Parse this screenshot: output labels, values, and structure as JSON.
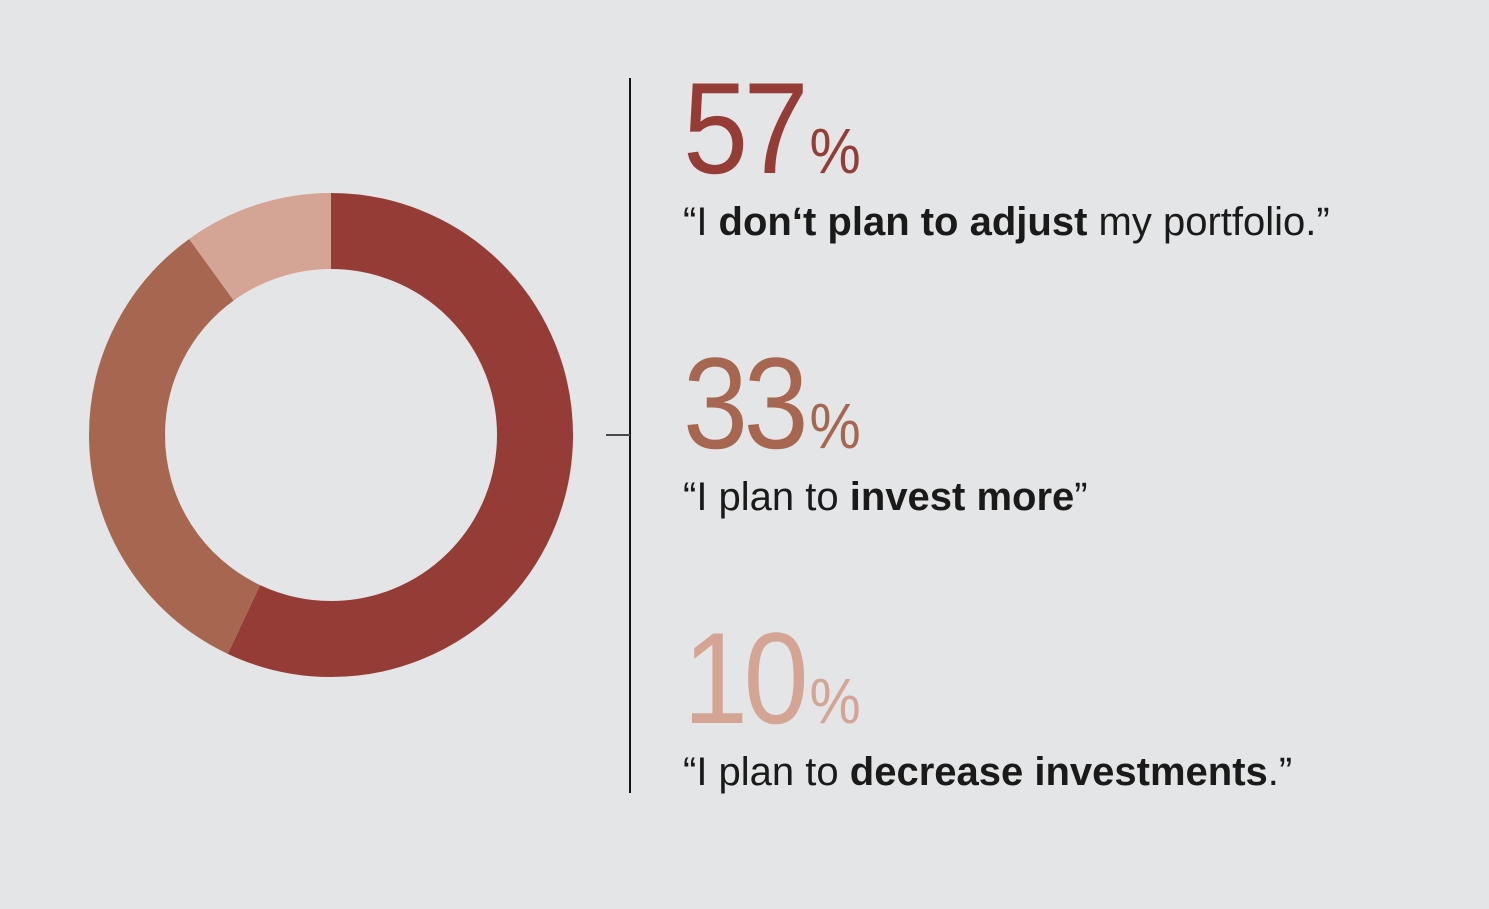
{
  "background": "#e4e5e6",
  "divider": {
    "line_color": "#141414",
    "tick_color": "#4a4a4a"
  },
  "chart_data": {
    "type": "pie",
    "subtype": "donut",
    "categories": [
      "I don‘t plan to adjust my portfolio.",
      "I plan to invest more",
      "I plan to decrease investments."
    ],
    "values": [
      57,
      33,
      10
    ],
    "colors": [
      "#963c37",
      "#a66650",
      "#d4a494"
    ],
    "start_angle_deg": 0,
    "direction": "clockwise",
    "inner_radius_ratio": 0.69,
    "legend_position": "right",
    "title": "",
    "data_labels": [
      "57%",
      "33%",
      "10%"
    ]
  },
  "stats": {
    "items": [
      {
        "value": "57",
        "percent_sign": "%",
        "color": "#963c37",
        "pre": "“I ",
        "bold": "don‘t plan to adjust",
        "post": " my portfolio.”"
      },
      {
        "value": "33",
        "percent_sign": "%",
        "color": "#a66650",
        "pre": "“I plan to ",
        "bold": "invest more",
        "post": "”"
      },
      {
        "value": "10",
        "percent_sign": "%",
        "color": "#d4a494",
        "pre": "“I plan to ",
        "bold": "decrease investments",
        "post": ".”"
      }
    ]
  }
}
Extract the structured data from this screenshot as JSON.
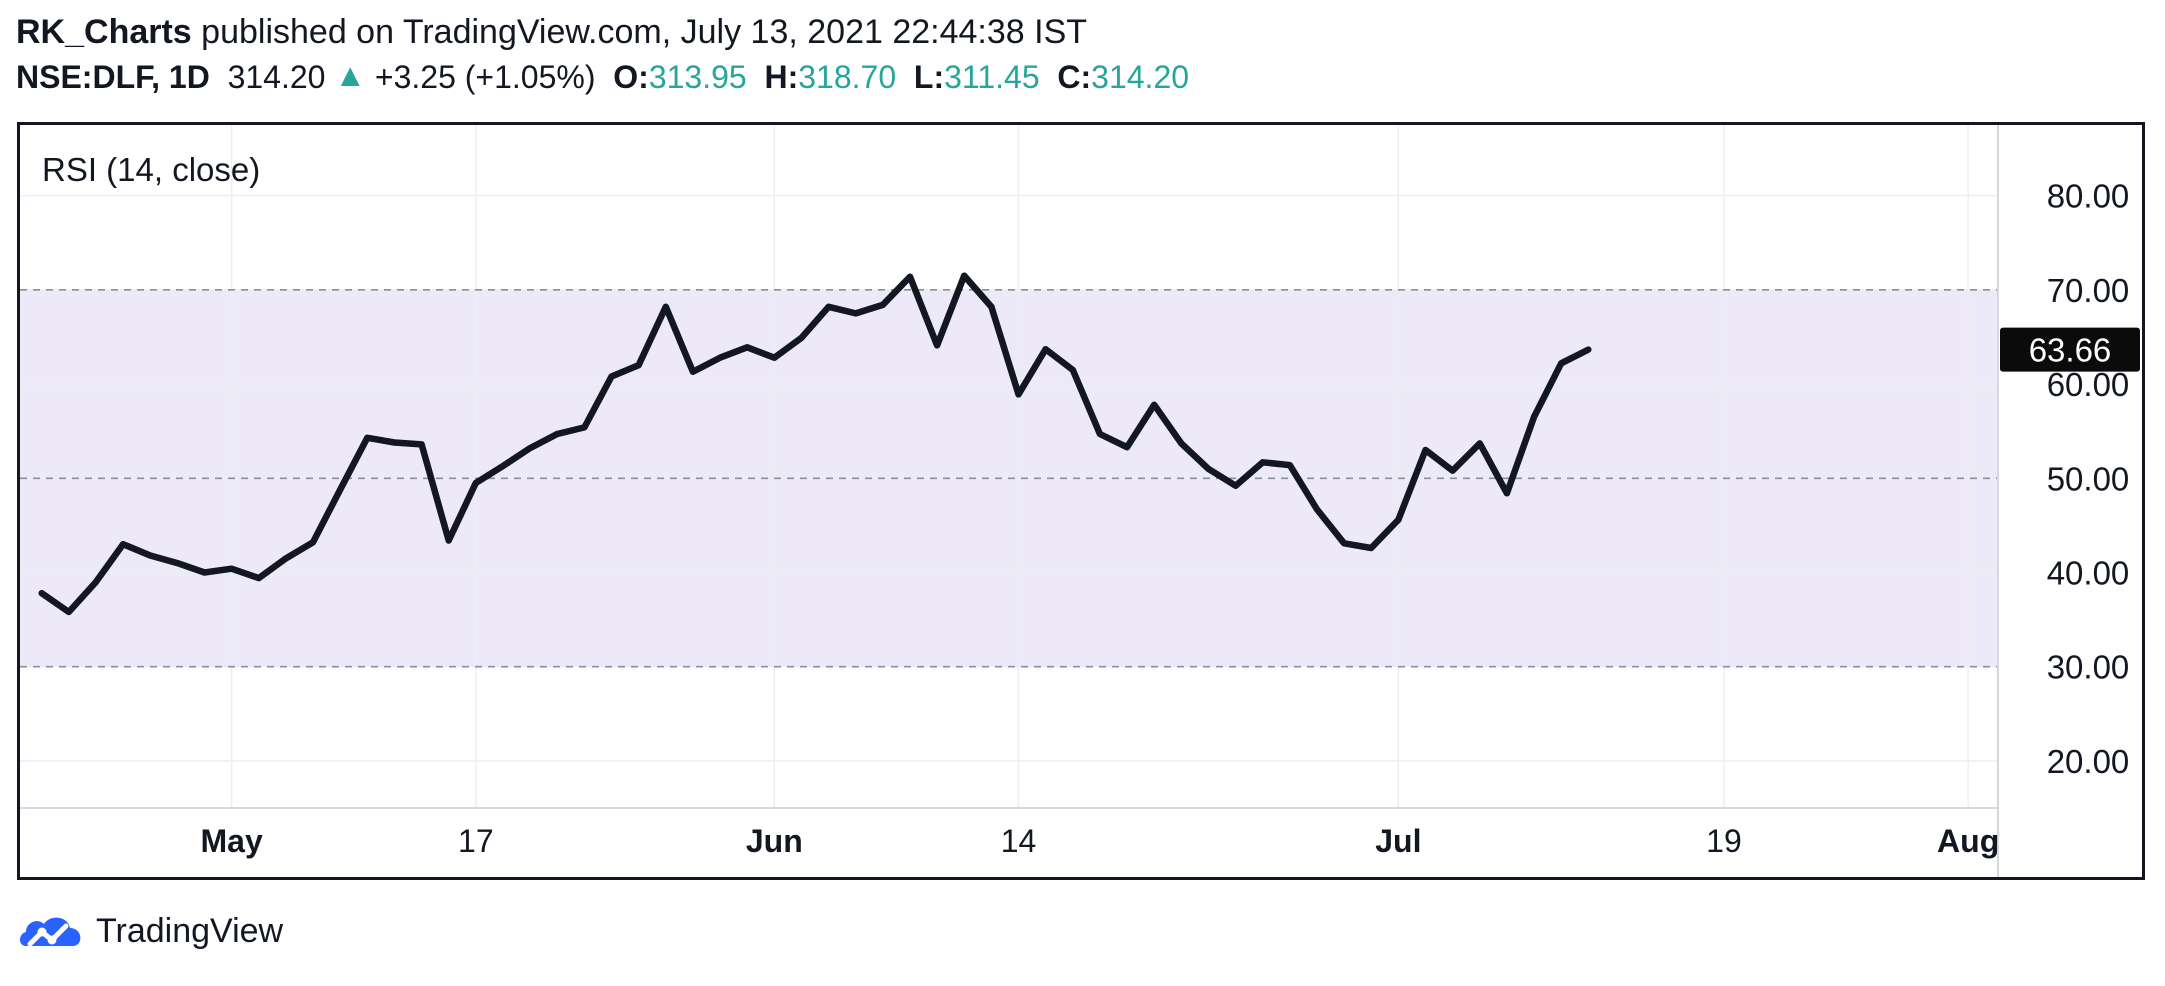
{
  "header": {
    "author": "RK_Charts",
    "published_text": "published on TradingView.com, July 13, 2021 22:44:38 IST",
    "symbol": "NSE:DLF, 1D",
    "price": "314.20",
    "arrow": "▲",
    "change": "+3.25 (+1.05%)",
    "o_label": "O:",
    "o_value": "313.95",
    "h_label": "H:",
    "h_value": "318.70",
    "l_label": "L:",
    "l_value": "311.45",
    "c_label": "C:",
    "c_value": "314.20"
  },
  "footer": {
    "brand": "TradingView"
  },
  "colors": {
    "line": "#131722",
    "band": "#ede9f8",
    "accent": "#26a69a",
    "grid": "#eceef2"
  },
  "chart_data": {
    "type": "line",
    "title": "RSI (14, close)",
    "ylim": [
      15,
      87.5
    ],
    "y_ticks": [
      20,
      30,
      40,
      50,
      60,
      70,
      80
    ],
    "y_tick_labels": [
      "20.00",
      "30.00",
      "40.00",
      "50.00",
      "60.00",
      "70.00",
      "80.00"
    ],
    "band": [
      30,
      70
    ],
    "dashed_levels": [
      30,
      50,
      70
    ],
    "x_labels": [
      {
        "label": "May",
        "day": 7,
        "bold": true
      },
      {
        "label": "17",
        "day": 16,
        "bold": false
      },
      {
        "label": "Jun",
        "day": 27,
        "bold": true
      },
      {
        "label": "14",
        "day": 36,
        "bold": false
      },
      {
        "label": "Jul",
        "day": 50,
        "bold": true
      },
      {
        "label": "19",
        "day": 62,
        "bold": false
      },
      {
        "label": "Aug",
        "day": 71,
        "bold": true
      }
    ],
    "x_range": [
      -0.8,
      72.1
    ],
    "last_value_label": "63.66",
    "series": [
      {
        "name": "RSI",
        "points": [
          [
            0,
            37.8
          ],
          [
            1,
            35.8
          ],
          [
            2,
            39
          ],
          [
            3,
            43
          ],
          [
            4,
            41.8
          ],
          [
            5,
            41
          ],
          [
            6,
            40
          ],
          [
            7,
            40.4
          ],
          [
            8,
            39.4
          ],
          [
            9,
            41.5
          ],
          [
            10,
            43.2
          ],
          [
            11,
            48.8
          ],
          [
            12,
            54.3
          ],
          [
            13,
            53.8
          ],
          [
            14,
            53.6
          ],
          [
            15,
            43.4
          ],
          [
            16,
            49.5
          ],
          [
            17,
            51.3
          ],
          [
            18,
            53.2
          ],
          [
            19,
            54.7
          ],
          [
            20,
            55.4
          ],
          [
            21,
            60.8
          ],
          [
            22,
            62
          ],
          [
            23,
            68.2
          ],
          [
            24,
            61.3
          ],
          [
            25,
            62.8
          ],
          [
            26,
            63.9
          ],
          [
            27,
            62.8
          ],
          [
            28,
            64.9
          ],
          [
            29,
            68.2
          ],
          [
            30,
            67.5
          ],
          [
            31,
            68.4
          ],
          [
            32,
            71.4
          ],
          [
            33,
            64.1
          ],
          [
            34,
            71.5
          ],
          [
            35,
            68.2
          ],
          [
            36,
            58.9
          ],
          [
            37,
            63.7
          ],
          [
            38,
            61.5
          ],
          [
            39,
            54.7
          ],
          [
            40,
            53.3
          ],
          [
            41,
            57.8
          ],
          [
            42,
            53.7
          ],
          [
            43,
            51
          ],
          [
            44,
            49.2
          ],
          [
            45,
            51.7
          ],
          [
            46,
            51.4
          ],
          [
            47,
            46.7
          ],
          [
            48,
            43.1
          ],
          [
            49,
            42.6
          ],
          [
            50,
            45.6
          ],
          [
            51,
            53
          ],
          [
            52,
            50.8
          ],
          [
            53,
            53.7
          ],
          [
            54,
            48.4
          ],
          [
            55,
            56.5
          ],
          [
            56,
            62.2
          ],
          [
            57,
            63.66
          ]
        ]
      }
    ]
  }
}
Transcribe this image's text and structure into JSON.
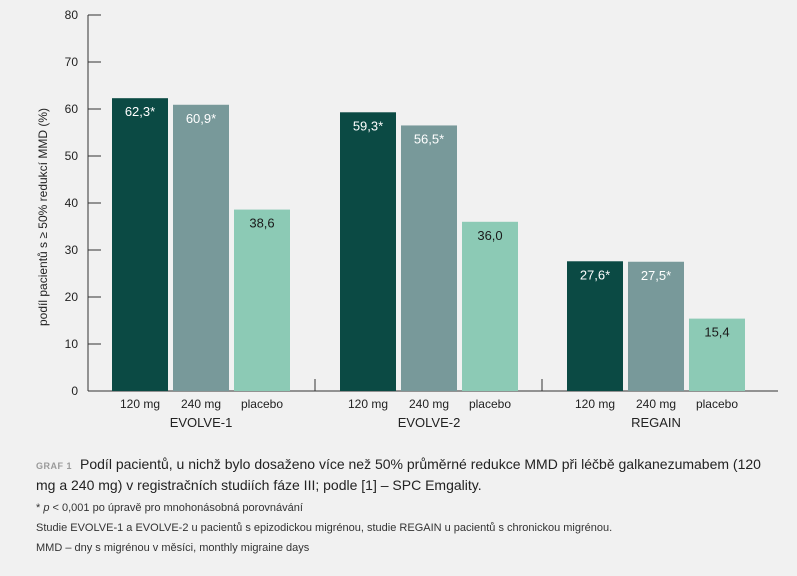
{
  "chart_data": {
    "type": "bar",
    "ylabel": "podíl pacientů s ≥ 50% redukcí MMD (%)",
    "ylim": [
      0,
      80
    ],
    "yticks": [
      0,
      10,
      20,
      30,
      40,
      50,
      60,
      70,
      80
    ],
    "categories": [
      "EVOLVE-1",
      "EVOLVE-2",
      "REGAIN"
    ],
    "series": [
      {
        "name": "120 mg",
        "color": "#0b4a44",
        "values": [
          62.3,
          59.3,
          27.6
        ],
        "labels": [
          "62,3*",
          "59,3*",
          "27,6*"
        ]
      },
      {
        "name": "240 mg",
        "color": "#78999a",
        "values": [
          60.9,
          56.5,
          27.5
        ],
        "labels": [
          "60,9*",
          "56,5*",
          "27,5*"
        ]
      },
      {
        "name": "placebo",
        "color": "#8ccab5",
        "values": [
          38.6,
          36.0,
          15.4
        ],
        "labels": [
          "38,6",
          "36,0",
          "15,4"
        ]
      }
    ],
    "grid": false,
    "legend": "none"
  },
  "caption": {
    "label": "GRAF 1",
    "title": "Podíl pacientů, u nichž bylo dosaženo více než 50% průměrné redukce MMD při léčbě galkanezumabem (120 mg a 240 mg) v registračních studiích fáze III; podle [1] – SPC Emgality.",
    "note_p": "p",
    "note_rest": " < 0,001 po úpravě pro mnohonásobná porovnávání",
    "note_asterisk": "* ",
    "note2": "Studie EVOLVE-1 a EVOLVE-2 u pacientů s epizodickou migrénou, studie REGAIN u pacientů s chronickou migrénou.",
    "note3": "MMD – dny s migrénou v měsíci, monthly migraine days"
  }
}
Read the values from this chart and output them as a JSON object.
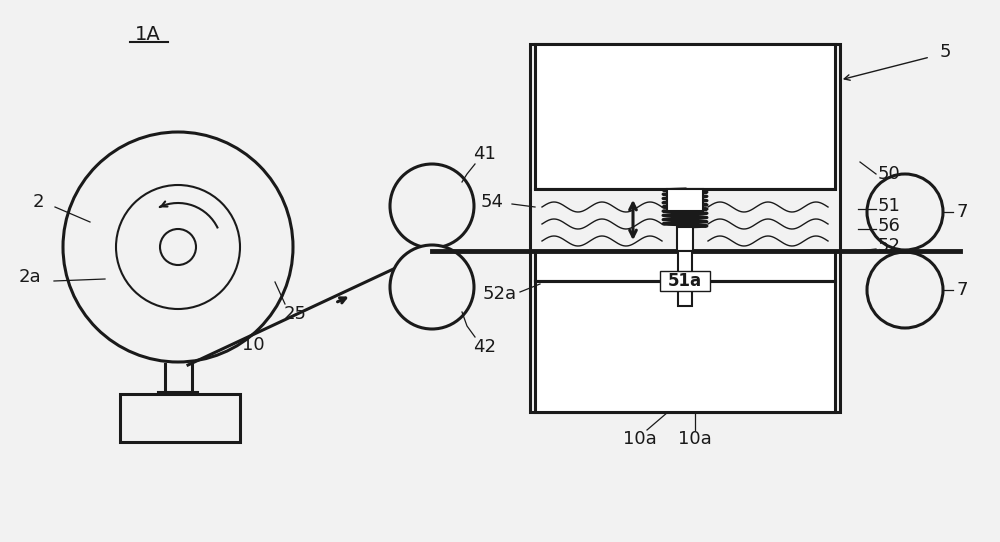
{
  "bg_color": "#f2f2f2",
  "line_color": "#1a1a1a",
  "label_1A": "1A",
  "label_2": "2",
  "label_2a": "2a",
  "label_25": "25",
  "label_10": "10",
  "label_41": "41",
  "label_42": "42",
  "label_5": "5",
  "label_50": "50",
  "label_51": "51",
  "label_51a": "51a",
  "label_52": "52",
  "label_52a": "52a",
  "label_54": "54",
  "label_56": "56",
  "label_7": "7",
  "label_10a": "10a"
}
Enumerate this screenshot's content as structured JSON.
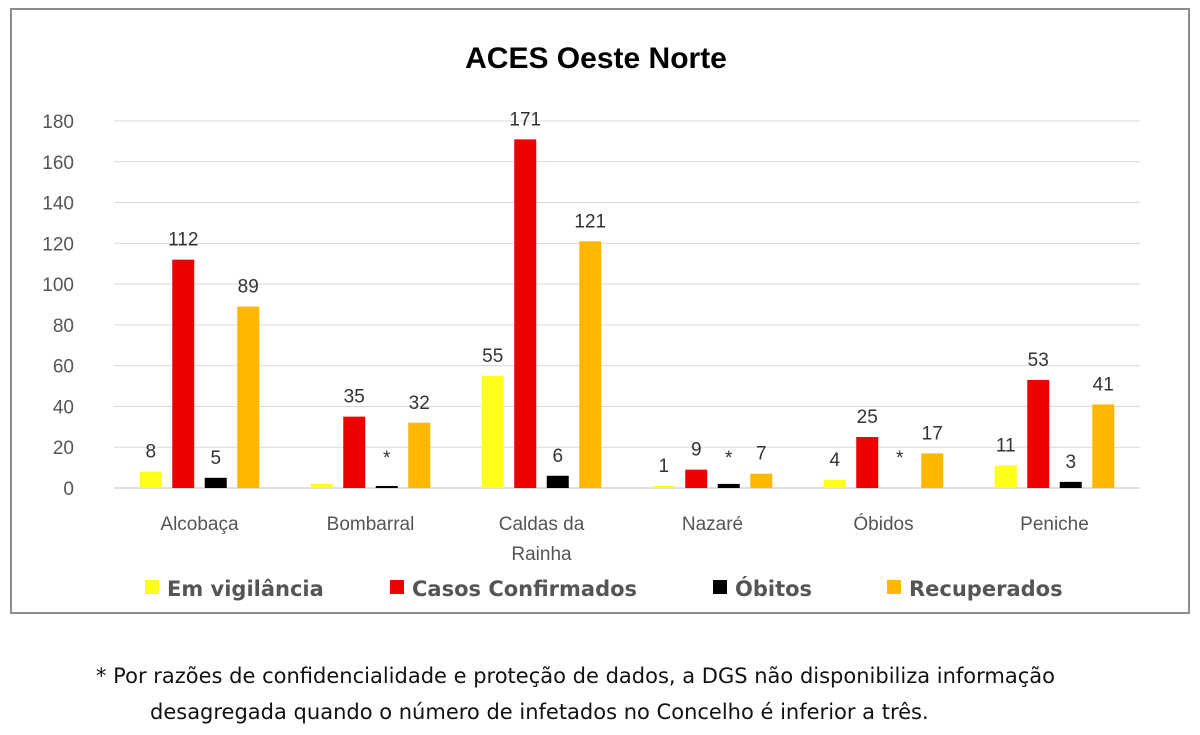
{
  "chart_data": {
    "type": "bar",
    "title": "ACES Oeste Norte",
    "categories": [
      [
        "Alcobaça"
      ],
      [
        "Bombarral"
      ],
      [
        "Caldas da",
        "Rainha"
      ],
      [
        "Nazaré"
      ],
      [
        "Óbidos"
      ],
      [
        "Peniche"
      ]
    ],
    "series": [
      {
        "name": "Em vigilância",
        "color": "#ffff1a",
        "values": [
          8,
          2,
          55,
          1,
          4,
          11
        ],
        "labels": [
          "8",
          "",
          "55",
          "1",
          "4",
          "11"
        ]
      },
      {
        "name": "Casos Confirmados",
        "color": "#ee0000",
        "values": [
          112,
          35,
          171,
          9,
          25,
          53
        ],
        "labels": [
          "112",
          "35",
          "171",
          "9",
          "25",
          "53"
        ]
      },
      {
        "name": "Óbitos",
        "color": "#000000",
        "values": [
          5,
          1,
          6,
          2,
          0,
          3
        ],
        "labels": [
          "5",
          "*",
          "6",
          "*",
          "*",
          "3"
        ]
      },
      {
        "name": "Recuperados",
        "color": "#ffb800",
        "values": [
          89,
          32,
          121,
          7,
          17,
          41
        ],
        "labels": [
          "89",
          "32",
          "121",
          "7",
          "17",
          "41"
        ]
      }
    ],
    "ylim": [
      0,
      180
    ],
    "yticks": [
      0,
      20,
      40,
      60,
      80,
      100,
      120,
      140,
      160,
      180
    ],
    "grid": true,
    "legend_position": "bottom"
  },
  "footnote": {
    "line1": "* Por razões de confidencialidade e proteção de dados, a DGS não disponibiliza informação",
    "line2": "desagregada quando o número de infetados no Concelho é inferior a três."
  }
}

** What the task requires **
Gather all lines from the records above in which "structured" appears.

** Result of this exercise **
Extract the structured data from this screenshot as JSON.
Enumerate this screenshot's content as structured JSON.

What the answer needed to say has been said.